-- START --
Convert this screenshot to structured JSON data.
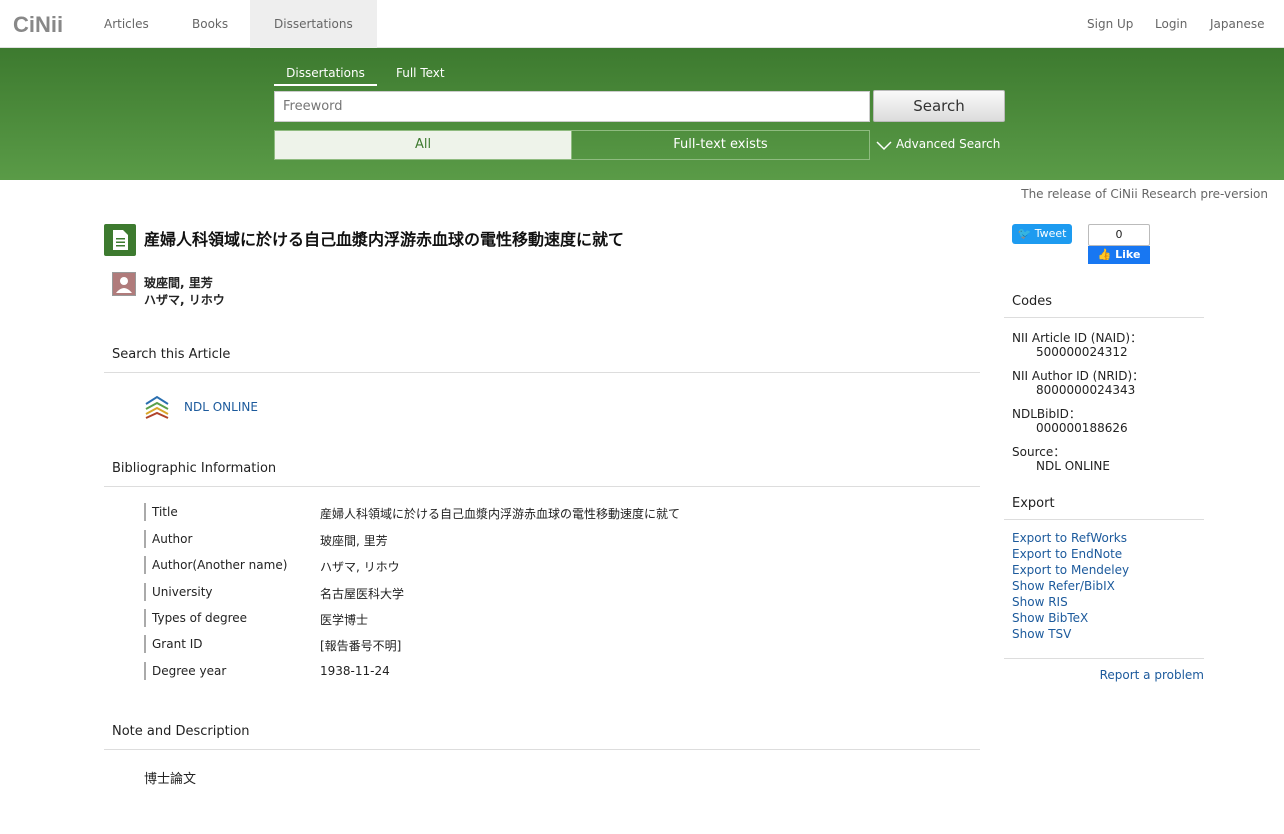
{
  "nav": {
    "tabs": [
      "Articles",
      "Books",
      "Dissertations"
    ],
    "right": [
      "Sign Up",
      "Login",
      "Japanese"
    ]
  },
  "search": {
    "tabs": [
      "Dissertations",
      "Full Text"
    ],
    "placeholder": "Freeword",
    "button": "Search",
    "toggle_all": "All",
    "toggle_full": "Full-text exists",
    "advanced": "Advanced Search"
  },
  "release_note": "The release of CiNii Research pre-version",
  "article": {
    "title": "産婦人科領域に於ける自己血漿内浮游赤血球の電性移動速度に就て",
    "author_name": "玻座間, 里芳",
    "author_kana": "ハザマ, リホウ"
  },
  "search_article": {
    "heading": "Search this Article",
    "link": "NDL ONLINE"
  },
  "bibliographic": {
    "heading": "Bibliographic Information",
    "rows": [
      {
        "label": "Title",
        "value": "産婦人科領域に於ける自己血漿内浮游赤血球の電性移動速度に就て"
      },
      {
        "label": "Author",
        "value": "玻座間, 里芳"
      },
      {
        "label": "Author(Another name)",
        "value": "ハザマ, リホウ"
      },
      {
        "label": "University",
        "value": "名古屋医科大学"
      },
      {
        "label": "Types of degree",
        "value": "医学博士"
      },
      {
        "label": "Grant ID",
        "value": "[報告番号不明]"
      },
      {
        "label": "Degree year",
        "value": "1938-11-24"
      }
    ]
  },
  "note": {
    "heading": "Note and Description",
    "text": "博士論文"
  },
  "sidebar": {
    "tweet": "Tweet",
    "like_count": "0",
    "like": "Like",
    "codes_heading": "Codes",
    "codes": [
      {
        "label": "NII Article ID (NAID)：",
        "value": "500000024312"
      },
      {
        "label": "NII Author ID (NRID)：",
        "value": "8000000024343"
      },
      {
        "label": "NDLBibID：",
        "value": "000000188626"
      },
      {
        "label": "Source：",
        "value": "NDL ONLINE"
      }
    ],
    "export_heading": "Export",
    "exports": [
      "Export to RefWorks",
      "Export to EndNote",
      "Export to Mendeley",
      "Show Refer/BibIX",
      "Show RIS",
      "Show BibTeX",
      "Show TSV"
    ],
    "report": "Report a problem"
  },
  "colors": {
    "band": "#4a8a3a",
    "link": "#1c5a9c"
  }
}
-- END --
▸ **Task**: Scan the material above. Copy each line that holds the word "this".

▸ **Solved problem**:
Convert this screenshot to structured JSON data.
    "heading": "Search this Article",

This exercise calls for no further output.